**Data listing:**
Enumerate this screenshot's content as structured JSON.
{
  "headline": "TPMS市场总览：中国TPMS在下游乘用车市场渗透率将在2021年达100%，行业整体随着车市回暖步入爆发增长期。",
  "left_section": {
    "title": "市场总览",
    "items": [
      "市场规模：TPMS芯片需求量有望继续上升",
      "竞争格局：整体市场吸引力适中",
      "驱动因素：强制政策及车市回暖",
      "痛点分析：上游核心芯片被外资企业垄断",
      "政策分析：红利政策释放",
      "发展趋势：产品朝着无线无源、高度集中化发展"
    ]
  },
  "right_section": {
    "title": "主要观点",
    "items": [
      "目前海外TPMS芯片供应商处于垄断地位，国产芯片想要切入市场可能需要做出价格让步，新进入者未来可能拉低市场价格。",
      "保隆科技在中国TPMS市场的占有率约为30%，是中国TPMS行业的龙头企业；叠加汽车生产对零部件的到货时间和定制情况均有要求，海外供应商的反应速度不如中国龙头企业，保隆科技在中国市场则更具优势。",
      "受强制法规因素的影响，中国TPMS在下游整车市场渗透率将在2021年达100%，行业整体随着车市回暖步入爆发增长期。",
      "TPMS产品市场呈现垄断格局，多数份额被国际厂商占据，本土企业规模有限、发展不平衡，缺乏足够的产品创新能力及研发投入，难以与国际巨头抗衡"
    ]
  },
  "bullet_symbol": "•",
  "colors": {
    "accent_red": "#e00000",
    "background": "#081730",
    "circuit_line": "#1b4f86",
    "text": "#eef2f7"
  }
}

**Exercise brief:**
Repeat the records above exactly, leaving none out.

**The result:**
Enumerate this screenshot's content as structured JSON.
{
  "headline": "TPMS市场总览：中国TPMS在下游乘用车市场渗透率将在2021年达100%，行业整体随着车市回暖步入爆发增长期。",
  "left_section": {
    "title": "市场总览",
    "items": [
      "市场规模：TPMS芯片需求量有望继续上升",
      "竞争格局：整体市场吸引力适中",
      "驱动因素：强制政策及车市回暖",
      "痛点分析：上游核心芯片被外资企业垄断",
      "政策分析：红利政策释放",
      "发展趋势：产品朝着无线无源、高度集中化发展"
    ]
  },
  "right_section": {
    "title": "主要观点",
    "items": [
      "目前海外TPMS芯片供应商处于垄断地位，国产芯片想要切入市场可能需要做出价格让步，新进入者未来可能拉低市场价格。",
      "保隆科技在中国TPMS市场的占有率约为30%，是中国TPMS行业的龙头企业；叠加汽车生产对零部件的到货时间和定制情况均有要求，海外供应商的反应速度不如中国龙头企业，保隆科技在中国市场则更具优势。",
      "受强制法规因素的影响，中国TPMS在下游整车市场渗透率将在2021年达100%，行业整体随着车市回暖步入爆发增长期。",
      "TPMS产品市场呈现垄断格局，多数份额被国际厂商占据，本土企业规模有限、发展不平衡，缺乏足够的产品创新能力及研发投入，难以与国际巨头抗衡"
    ]
  },
  "bullet_symbol": "•",
  "colors": {
    "accent_red": "#e00000",
    "background": "#081730",
    "circuit_line": "#1b4f86",
    "text": "#eef2f7"
  }
}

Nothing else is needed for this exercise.